== Recorded data ==
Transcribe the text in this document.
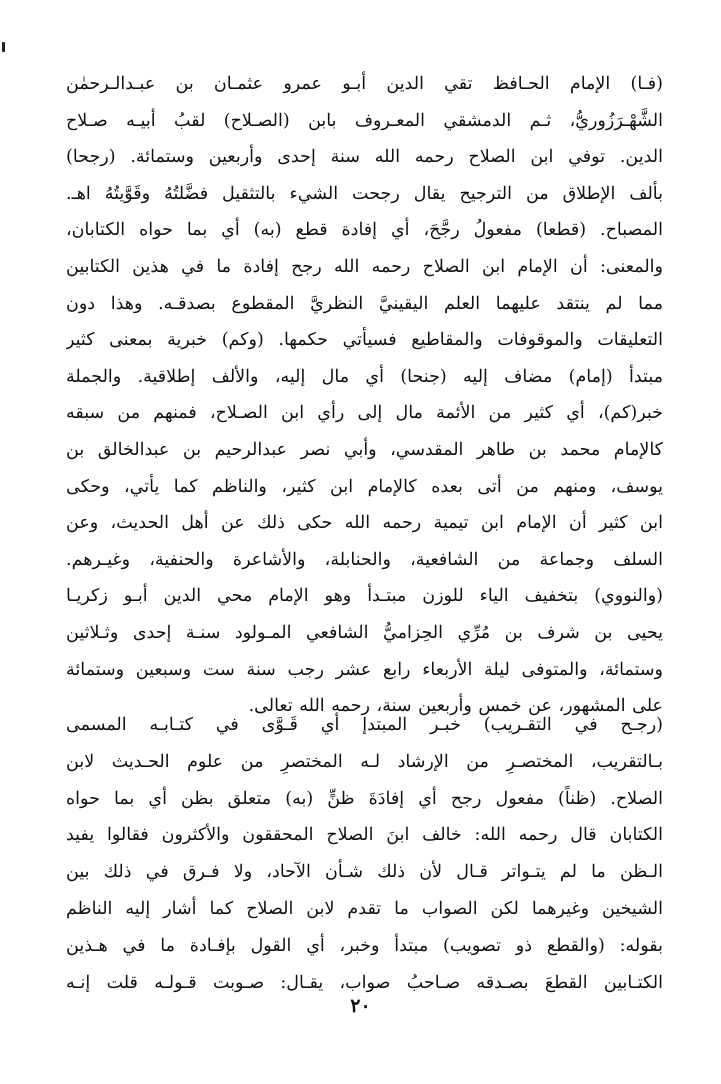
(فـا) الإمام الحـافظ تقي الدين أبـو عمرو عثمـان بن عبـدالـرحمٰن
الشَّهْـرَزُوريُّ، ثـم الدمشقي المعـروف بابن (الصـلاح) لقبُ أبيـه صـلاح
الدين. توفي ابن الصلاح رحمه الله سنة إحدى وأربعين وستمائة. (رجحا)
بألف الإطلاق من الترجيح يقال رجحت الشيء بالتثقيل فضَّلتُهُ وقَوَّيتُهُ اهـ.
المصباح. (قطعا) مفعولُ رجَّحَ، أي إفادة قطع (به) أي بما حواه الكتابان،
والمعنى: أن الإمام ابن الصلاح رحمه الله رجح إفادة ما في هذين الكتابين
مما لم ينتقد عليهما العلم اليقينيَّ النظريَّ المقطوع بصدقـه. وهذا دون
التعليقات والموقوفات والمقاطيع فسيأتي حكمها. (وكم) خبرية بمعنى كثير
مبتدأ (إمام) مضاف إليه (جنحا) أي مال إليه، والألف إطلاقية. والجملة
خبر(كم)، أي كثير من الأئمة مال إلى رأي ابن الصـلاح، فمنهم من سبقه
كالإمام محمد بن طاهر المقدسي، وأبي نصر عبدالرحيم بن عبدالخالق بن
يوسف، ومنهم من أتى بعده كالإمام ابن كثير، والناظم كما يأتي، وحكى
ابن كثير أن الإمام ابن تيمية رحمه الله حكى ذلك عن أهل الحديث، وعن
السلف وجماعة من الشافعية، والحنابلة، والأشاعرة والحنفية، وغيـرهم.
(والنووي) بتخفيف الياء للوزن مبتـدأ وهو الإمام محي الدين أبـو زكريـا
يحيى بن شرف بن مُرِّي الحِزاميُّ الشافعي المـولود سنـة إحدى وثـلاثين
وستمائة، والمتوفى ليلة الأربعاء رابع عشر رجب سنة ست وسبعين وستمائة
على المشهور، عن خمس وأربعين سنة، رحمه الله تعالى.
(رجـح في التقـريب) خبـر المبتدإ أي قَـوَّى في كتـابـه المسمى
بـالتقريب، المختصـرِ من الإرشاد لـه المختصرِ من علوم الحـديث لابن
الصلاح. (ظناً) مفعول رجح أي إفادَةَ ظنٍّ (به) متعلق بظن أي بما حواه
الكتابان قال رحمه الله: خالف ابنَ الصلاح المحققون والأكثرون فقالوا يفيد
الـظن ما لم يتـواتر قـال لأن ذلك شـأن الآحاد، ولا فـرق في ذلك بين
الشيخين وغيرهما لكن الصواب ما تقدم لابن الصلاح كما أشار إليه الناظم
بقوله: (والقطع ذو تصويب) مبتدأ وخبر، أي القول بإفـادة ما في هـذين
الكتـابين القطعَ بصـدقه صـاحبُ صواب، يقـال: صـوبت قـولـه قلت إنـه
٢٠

* * *

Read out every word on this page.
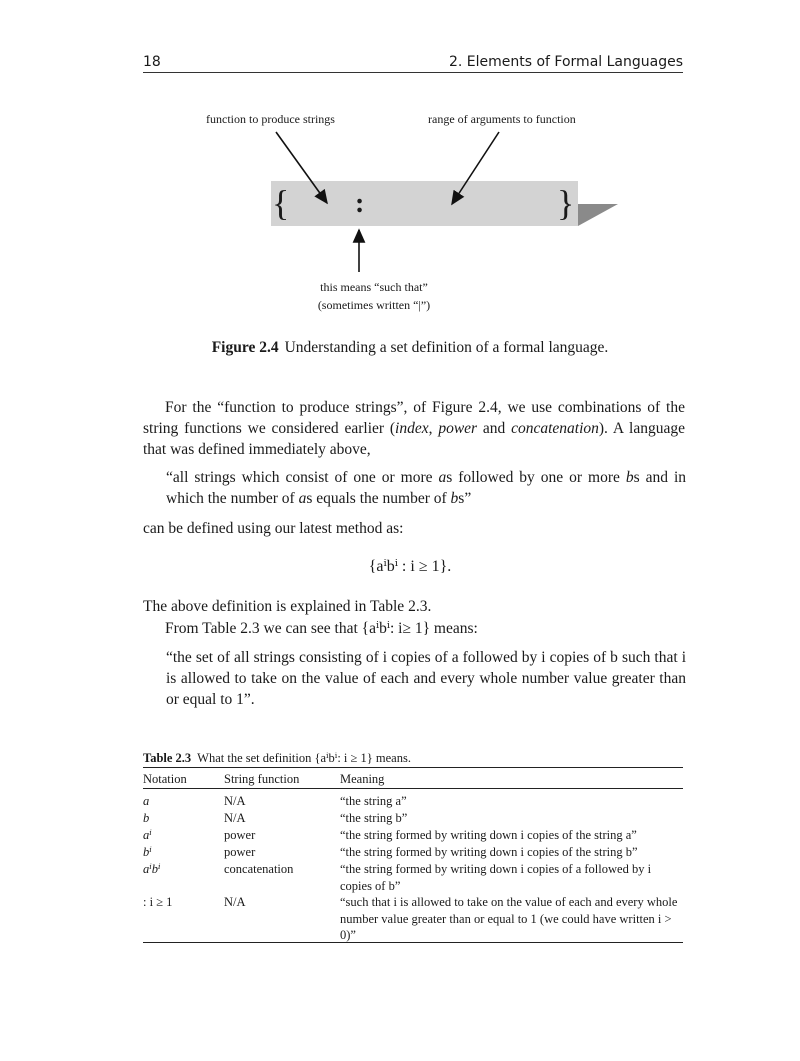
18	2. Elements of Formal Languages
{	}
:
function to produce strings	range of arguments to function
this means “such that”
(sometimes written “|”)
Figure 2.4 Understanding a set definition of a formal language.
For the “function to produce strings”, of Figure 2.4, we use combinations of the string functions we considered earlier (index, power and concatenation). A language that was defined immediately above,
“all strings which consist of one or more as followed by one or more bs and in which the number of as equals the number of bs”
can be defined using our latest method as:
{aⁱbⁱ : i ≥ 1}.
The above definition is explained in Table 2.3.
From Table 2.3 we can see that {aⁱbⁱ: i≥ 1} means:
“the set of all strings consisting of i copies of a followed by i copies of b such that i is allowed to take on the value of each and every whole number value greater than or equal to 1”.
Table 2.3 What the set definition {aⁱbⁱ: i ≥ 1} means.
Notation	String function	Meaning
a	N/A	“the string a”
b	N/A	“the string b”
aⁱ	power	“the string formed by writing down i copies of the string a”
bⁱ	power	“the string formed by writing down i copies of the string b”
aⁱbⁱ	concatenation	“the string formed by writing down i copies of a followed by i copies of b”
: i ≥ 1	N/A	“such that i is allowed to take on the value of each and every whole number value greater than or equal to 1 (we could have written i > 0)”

--

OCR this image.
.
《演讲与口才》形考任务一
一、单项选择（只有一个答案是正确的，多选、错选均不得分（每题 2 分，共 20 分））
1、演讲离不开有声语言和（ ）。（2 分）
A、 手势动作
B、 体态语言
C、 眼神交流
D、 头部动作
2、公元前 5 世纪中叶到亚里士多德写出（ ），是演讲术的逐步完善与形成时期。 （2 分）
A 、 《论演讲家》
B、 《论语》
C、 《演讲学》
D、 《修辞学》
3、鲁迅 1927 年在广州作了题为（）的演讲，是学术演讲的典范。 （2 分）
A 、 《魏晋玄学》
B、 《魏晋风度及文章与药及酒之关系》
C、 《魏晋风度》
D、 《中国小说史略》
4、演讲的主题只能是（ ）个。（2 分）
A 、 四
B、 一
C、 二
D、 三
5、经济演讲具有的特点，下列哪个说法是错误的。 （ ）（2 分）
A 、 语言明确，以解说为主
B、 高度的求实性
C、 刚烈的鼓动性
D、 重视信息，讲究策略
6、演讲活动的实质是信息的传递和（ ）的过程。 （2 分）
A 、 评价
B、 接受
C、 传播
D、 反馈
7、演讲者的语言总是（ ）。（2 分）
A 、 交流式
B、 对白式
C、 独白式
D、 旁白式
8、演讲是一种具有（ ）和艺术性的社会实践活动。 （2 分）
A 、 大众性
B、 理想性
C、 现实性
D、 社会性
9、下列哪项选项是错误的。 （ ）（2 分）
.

== Short exercise ==
From the listing above, copy all lines holding the word "حواه".

== Output below ==
المصباح. (قطعا) مفعولُ رجَّحَ، أي إفادة قطع (به) أي بما حواه الكتابان،
الصلاح. (ظناً) مفعول رجح أي إفادَةَ ظنٍّ (به) متعلق بظن أي بما حواه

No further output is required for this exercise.